Task objective: Reproduce each line of the material precisely.

Data extract:
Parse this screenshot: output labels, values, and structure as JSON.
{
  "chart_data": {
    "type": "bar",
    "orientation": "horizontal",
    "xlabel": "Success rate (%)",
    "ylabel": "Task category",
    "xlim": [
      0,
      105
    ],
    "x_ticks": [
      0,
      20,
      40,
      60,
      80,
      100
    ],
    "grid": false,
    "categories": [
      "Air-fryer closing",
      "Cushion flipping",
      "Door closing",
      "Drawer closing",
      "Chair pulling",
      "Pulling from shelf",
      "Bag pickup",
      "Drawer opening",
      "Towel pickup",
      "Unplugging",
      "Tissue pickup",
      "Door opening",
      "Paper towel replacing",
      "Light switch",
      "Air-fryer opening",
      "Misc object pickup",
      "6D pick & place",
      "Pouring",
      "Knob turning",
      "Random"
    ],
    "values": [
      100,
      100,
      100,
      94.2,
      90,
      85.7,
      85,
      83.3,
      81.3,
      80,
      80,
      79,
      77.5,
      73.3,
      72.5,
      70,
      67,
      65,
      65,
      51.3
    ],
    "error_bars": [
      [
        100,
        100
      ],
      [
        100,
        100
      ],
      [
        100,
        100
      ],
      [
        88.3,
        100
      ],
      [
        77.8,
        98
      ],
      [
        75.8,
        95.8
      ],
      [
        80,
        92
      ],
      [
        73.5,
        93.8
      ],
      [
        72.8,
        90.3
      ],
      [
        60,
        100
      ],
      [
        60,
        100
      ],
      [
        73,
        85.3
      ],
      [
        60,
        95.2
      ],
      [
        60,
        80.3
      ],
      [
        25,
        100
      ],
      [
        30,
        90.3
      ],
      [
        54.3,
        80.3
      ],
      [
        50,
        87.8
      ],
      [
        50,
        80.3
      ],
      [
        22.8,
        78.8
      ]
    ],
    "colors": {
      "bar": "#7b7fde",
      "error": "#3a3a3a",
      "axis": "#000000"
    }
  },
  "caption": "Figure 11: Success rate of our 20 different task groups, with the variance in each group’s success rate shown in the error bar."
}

Complete output:
Parse this screenshot: output labels, values, and structure as JSON.
{
  "chart_data": {
    "type": "bar",
    "orientation": "horizontal",
    "xlabel": "Success rate (%)",
    "ylabel": "Task category",
    "xlim": [
      0,
      105
    ],
    "x_ticks": [
      0,
      20,
      40,
      60,
      80,
      100
    ],
    "grid": false,
    "categories": [
      "Air-fryer closing",
      "Cushion flipping",
      "Door closing",
      "Drawer closing",
      "Chair pulling",
      "Pulling from shelf",
      "Bag pickup",
      "Drawer opening",
      "Towel pickup",
      "Unplugging",
      "Tissue pickup",
      "Door opening",
      "Paper towel replacing",
      "Light switch",
      "Air-fryer opening",
      "Misc object pickup",
      "6D pick & place",
      "Pouring",
      "Knob turning",
      "Random"
    ],
    "values": [
      100,
      100,
      100,
      94.2,
      90,
      85.7,
      85,
      83.3,
      81.3,
      80,
      80,
      79,
      77.5,
      73.3,
      72.5,
      70,
      67,
      65,
      65,
      51.3
    ],
    "error_bars": [
      [
        100,
        100
      ],
      [
        100,
        100
      ],
      [
        100,
        100
      ],
      [
        88.3,
        100
      ],
      [
        77.8,
        98
      ],
      [
        75.8,
        95.8
      ],
      [
        80,
        92
      ],
      [
        73.5,
        93.8
      ],
      [
        72.8,
        90.3
      ],
      [
        60,
        100
      ],
      [
        60,
        100
      ],
      [
        73,
        85.3
      ],
      [
        60,
        95.2
      ],
      [
        60,
        80.3
      ],
      [
        25,
        100
      ],
      [
        30,
        90.3
      ],
      [
        54.3,
        80.3
      ],
      [
        50,
        87.8
      ],
      [
        50,
        80.3
      ],
      [
        22.8,
        78.8
      ]
    ],
    "colors": {
      "bar": "#7b7fde",
      "error": "#3a3a3a",
      "axis": "#000000"
    }
  },
  "caption": "Figure 11: Success rate of our 20 different task groups, with the variance in each group’s success rate shown in the error bar."
}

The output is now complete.